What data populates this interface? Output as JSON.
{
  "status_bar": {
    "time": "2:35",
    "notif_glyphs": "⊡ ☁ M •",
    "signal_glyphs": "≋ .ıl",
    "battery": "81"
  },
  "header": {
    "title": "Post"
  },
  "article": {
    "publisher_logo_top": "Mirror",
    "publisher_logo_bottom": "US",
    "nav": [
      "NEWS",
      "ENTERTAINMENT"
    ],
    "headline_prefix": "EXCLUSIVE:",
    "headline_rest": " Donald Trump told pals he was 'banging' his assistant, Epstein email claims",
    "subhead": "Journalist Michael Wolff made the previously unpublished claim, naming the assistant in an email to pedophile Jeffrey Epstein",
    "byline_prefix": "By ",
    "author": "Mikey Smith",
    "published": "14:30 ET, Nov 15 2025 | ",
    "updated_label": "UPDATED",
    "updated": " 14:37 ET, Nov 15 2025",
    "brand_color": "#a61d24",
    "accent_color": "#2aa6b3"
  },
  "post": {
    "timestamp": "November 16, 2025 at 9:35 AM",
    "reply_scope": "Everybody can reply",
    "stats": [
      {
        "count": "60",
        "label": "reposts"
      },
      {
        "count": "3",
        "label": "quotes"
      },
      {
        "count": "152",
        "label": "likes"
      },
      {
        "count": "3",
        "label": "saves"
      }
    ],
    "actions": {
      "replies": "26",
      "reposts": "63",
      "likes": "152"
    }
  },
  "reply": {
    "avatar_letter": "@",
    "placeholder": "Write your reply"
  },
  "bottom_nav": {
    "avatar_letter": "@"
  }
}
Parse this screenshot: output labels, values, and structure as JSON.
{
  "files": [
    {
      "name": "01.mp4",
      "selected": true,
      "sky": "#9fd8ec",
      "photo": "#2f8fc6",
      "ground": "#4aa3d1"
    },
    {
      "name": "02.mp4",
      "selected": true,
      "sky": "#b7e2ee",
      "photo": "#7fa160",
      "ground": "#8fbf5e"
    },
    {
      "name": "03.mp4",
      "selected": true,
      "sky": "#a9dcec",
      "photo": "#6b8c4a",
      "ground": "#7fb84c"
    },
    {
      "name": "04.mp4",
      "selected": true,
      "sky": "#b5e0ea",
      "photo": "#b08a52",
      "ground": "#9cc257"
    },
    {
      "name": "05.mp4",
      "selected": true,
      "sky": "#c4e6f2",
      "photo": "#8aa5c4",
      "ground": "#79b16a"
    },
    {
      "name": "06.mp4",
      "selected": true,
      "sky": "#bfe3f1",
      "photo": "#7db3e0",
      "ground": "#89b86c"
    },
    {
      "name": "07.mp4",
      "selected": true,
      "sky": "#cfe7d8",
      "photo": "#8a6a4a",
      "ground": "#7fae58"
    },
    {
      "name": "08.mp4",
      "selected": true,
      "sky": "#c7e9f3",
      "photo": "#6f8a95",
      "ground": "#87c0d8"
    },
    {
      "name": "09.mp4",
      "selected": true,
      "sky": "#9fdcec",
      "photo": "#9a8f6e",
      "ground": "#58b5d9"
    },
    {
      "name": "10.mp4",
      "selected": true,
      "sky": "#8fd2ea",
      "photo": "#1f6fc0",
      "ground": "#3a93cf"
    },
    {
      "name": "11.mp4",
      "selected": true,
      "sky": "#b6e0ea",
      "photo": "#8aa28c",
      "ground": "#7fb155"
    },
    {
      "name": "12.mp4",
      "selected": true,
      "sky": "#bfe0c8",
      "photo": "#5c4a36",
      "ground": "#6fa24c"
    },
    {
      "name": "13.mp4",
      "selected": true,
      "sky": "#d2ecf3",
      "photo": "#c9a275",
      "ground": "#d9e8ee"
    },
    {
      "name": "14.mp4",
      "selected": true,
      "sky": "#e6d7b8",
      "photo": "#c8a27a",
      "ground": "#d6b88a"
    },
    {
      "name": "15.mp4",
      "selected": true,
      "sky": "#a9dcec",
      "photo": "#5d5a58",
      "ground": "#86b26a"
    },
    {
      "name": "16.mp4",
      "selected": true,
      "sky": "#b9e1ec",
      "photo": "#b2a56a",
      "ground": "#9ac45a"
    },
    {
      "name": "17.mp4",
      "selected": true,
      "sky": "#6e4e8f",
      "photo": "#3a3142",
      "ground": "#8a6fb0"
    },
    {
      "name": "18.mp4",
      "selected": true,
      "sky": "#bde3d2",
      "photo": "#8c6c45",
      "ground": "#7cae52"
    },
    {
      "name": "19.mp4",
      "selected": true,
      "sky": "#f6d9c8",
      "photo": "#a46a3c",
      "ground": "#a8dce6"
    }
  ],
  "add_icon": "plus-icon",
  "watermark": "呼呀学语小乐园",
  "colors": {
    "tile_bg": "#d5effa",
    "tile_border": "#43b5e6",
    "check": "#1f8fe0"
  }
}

::::::

• _Exercise_:
Your task is to gather every line with the word "assistant" and copy it.

• _Full answer_:
    "headline_rest": " Donald Trump told pals he was 'banging' his assistant, Epstein email claims",
    "subhead": "Journalist Michael Wolff made the previously unpublished claim, naming the assistant in an email to pedophile Jeffrey Epstein",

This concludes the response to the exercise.